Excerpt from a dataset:
/---
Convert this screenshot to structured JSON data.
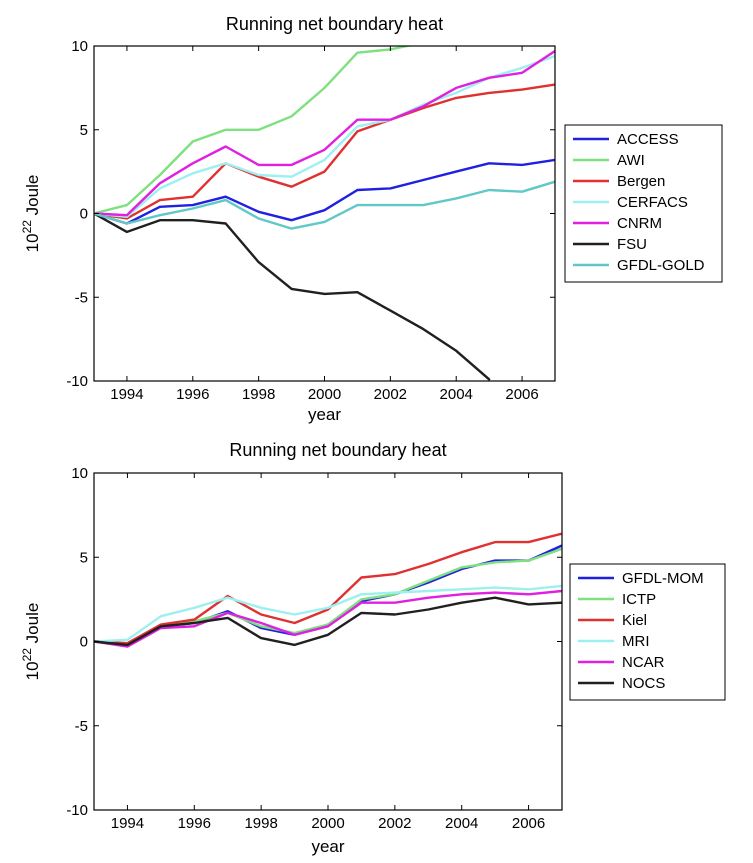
{
  "chart_data": [
    {
      "type": "line",
      "title": "Running net boundary heat",
      "xlabel": "year",
      "ylabel_base": "10",
      "ylabel_exp": "22",
      "ylabel_unit": " Joule",
      "xlim": [
        1993,
        2007
      ],
      "ylim": [
        -10,
        10
      ],
      "xticks": [
        1994,
        1996,
        1998,
        2000,
        2002,
        2004,
        2006
      ],
      "yticks": [
        -10,
        -5,
        0,
        5,
        10
      ],
      "legend_position": "right",
      "x": [
        1993,
        1994,
        1995,
        1996,
        1997,
        1998,
        1999,
        2000,
        2001,
        2002,
        2003,
        2004,
        2005,
        2006,
        2007
      ],
      "series": [
        {
          "name": "ACCESS",
          "color": "#2020e0",
          "values": [
            0,
            -0.6,
            0.4,
            0.5,
            1.0,
            0.1,
            -0.4,
            0.2,
            1.4,
            1.5,
            2.0,
            2.5,
            3.0,
            2.9,
            3.2
          ]
        },
        {
          "name": "AWI",
          "color": "#7ee07e",
          "values": [
            0,
            0.5,
            2.3,
            4.3,
            5.0,
            5.0,
            5.8,
            7.5,
            9.6,
            9.8,
            10.2,
            null,
            null,
            null,
            null
          ]
        },
        {
          "name": "Bergen",
          "color": "#e03030",
          "values": [
            0,
            -0.3,
            0.8,
            1.0,
            3.0,
            2.2,
            1.6,
            2.5,
            4.9,
            5.6,
            6.3,
            6.9,
            7.2,
            7.4,
            7.7
          ]
        },
        {
          "name": "CERFACS",
          "color": "#9ef0f0",
          "values": [
            0,
            -0.2,
            1.5,
            2.4,
            3.0,
            2.3,
            2.2,
            3.2,
            5.2,
            5.6,
            6.5,
            7.2,
            8.1,
            8.7,
            9.4
          ]
        },
        {
          "name": "CNRM",
          "color": "#e020e0",
          "values": [
            0,
            -0.1,
            1.8,
            3.0,
            4.0,
            2.9,
            2.9,
            3.8,
            5.6,
            5.6,
            6.4,
            7.5,
            8.1,
            8.4,
            9.7
          ]
        },
        {
          "name": "FSU",
          "color": "#202020",
          "values": [
            0,
            -1.1,
            -0.4,
            -0.4,
            -0.6,
            -2.9,
            -4.5,
            -4.8,
            -4.7,
            -5.8,
            -6.9,
            -8.2,
            -9.9,
            null,
            null
          ]
        },
        {
          "name": "GFDL-GOLD",
          "color": "#60c8c8",
          "values": [
            0,
            -0.6,
            -0.1,
            0.3,
            0.8,
            -0.3,
            -0.9,
            -0.5,
            0.5,
            0.5,
            0.5,
            0.9,
            1.4,
            1.3,
            1.9
          ]
        }
      ]
    },
    {
      "type": "line",
      "title": "Running net boundary heat",
      "xlabel": "year",
      "ylabel_base": "10",
      "ylabel_exp": "22",
      "ylabel_unit": " Joule",
      "xlim": [
        1993,
        2007
      ],
      "ylim": [
        -10,
        10
      ],
      "xticks": [
        1994,
        1996,
        1998,
        2000,
        2002,
        2004,
        2006
      ],
      "yticks": [
        -10,
        -5,
        0,
        5,
        10
      ],
      "legend_position": "right",
      "x": [
        1993,
        1994,
        1995,
        1996,
        1997,
        1998,
        1999,
        2000,
        2001,
        2002,
        2003,
        2004,
        2005,
        2006,
        2007
      ],
      "series": [
        {
          "name": "GFDL-MOM",
          "color": "#2020e0",
          "values": [
            0,
            -0.2,
            0.9,
            1.1,
            1.8,
            0.8,
            0.4,
            1.0,
            2.4,
            2.8,
            3.5,
            4.3,
            4.8,
            4.8,
            5.7
          ]
        },
        {
          "name": "ICTP",
          "color": "#7ee07e",
          "values": [
            0,
            -0.2,
            0.9,
            1.2,
            1.7,
            0.9,
            0.5,
            1.0,
            2.5,
            2.8,
            3.6,
            4.4,
            4.7,
            4.8,
            5.5
          ]
        },
        {
          "name": "Kiel",
          "color": "#e03030",
          "values": [
            0,
            -0.1,
            1.0,
            1.3,
            2.7,
            1.6,
            1.1,
            1.9,
            3.8,
            4.0,
            4.6,
            5.3,
            5.9,
            5.9,
            6.4
          ]
        },
        {
          "name": "MRI",
          "color": "#9ef0f0",
          "values": [
            0,
            0.1,
            1.5,
            2.0,
            2.6,
            2.0,
            1.6,
            2.0,
            2.8,
            2.9,
            3.0,
            3.1,
            3.2,
            3.1,
            3.3
          ]
        },
        {
          "name": "NCAR",
          "color": "#e020e0",
          "values": [
            0,
            -0.3,
            0.8,
            0.9,
            1.7,
            1.1,
            0.4,
            0.9,
            2.3,
            2.3,
            2.6,
            2.8,
            2.9,
            2.8,
            3.0
          ]
        },
        {
          "name": "NOCS",
          "color": "#202020",
          "values": [
            0,
            -0.2,
            0.9,
            1.1,
            1.4,
            0.2,
            -0.2,
            0.4,
            1.7,
            1.6,
            1.9,
            2.3,
            2.6,
            2.2,
            2.3
          ]
        }
      ]
    }
  ]
}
\---
### What you are asked to do
Print each of the records above exactly as written, leaving no picture in the copy.

### Exercise answer
Convert this screenshot to structured JSON data.
{
  "chart_data": [
    {
      "type": "line",
      "title": "Running net boundary heat",
      "xlabel": "year",
      "ylabel_base": "10",
      "ylabel_exp": "22",
      "ylabel_unit": " Joule",
      "xlim": [
        1993,
        2007
      ],
      "ylim": [
        -10,
        10
      ],
      "xticks": [
        1994,
        1996,
        1998,
        2000,
        2002,
        2004,
        2006
      ],
      "yticks": [
        -10,
        -5,
        0,
        5,
        10
      ],
      "legend_position": "right",
      "x": [
        1993,
        1994,
        1995,
        1996,
        1997,
        1998,
        1999,
        2000,
        2001,
        2002,
        2003,
        2004,
        2005,
        2006,
        2007
      ],
      "series": [
        {
          "name": "ACCESS",
          "color": "#2020e0",
          "values": [
            0,
            -0.6,
            0.4,
            0.5,
            1.0,
            0.1,
            -0.4,
            0.2,
            1.4,
            1.5,
            2.0,
            2.5,
            3.0,
            2.9,
            3.2
          ]
        },
        {
          "name": "AWI",
          "color": "#7ee07e",
          "values": [
            0,
            0.5,
            2.3,
            4.3,
            5.0,
            5.0,
            5.8,
            7.5,
            9.6,
            9.8,
            10.2,
            null,
            null,
            null,
            null
          ]
        },
        {
          "name": "Bergen",
          "color": "#e03030",
          "values": [
            0,
            -0.3,
            0.8,
            1.0,
            3.0,
            2.2,
            1.6,
            2.5,
            4.9,
            5.6,
            6.3,
            6.9,
            7.2,
            7.4,
            7.7
          ]
        },
        {
          "name": "CERFACS",
          "color": "#9ef0f0",
          "values": [
            0,
            -0.2,
            1.5,
            2.4,
            3.0,
            2.3,
            2.2,
            3.2,
            5.2,
            5.6,
            6.5,
            7.2,
            8.1,
            8.7,
            9.4
          ]
        },
        {
          "name": "CNRM",
          "color": "#e020e0",
          "values": [
            0,
            -0.1,
            1.8,
            3.0,
            4.0,
            2.9,
            2.9,
            3.8,
            5.6,
            5.6,
            6.4,
            7.5,
            8.1,
            8.4,
            9.7
          ]
        },
        {
          "name": "FSU",
          "color": "#202020",
          "values": [
            0,
            -1.1,
            -0.4,
            -0.4,
            -0.6,
            -2.9,
            -4.5,
            -4.8,
            -4.7,
            -5.8,
            -6.9,
            -8.2,
            -9.9,
            null,
            null
          ]
        },
        {
          "name": "GFDL-GOLD",
          "color": "#60c8c8",
          "values": [
            0,
            -0.6,
            -0.1,
            0.3,
            0.8,
            -0.3,
            -0.9,
            -0.5,
            0.5,
            0.5,
            0.5,
            0.9,
            1.4,
            1.3,
            1.9
          ]
        }
      ]
    },
    {
      "type": "line",
      "title": "Running net boundary heat",
      "xlabel": "year",
      "ylabel_base": "10",
      "ylabel_exp": "22",
      "ylabel_unit": " Joule",
      "xlim": [
        1993,
        2007
      ],
      "ylim": [
        -10,
        10
      ],
      "xticks": [
        1994,
        1996,
        1998,
        2000,
        2002,
        2004,
        2006
      ],
      "yticks": [
        -10,
        -5,
        0,
        5,
        10
      ],
      "legend_position": "right",
      "x": [
        1993,
        1994,
        1995,
        1996,
        1997,
        1998,
        1999,
        2000,
        2001,
        2002,
        2003,
        2004,
        2005,
        2006,
        2007
      ],
      "series": [
        {
          "name": "GFDL-MOM",
          "color": "#2020e0",
          "values": [
            0,
            -0.2,
            0.9,
            1.1,
            1.8,
            0.8,
            0.4,
            1.0,
            2.4,
            2.8,
            3.5,
            4.3,
            4.8,
            4.8,
            5.7
          ]
        },
        {
          "name": "ICTP",
          "color": "#7ee07e",
          "values": [
            0,
            -0.2,
            0.9,
            1.2,
            1.7,
            0.9,
            0.5,
            1.0,
            2.5,
            2.8,
            3.6,
            4.4,
            4.7,
            4.8,
            5.5
          ]
        },
        {
          "name": "Kiel",
          "color": "#e03030",
          "values": [
            0,
            -0.1,
            1.0,
            1.3,
            2.7,
            1.6,
            1.1,
            1.9,
            3.8,
            4.0,
            4.6,
            5.3,
            5.9,
            5.9,
            6.4
          ]
        },
        {
          "name": "MRI",
          "color": "#9ef0f0",
          "values": [
            0,
            0.1,
            1.5,
            2.0,
            2.6,
            2.0,
            1.6,
            2.0,
            2.8,
            2.9,
            3.0,
            3.1,
            3.2,
            3.1,
            3.3
          ]
        },
        {
          "name": "NCAR",
          "color": "#e020e0",
          "values": [
            0,
            -0.3,
            0.8,
            0.9,
            1.7,
            1.1,
            0.4,
            0.9,
            2.3,
            2.3,
            2.6,
            2.8,
            2.9,
            2.8,
            3.0
          ]
        },
        {
          "name": "NOCS",
          "color": "#202020",
          "values": [
            0,
            -0.2,
            0.9,
            1.1,
            1.4,
            0.2,
            -0.2,
            0.4,
            1.7,
            1.6,
            1.9,
            2.3,
            2.6,
            2.2,
            2.3
          ]
        }
      ]
    }
  ]
}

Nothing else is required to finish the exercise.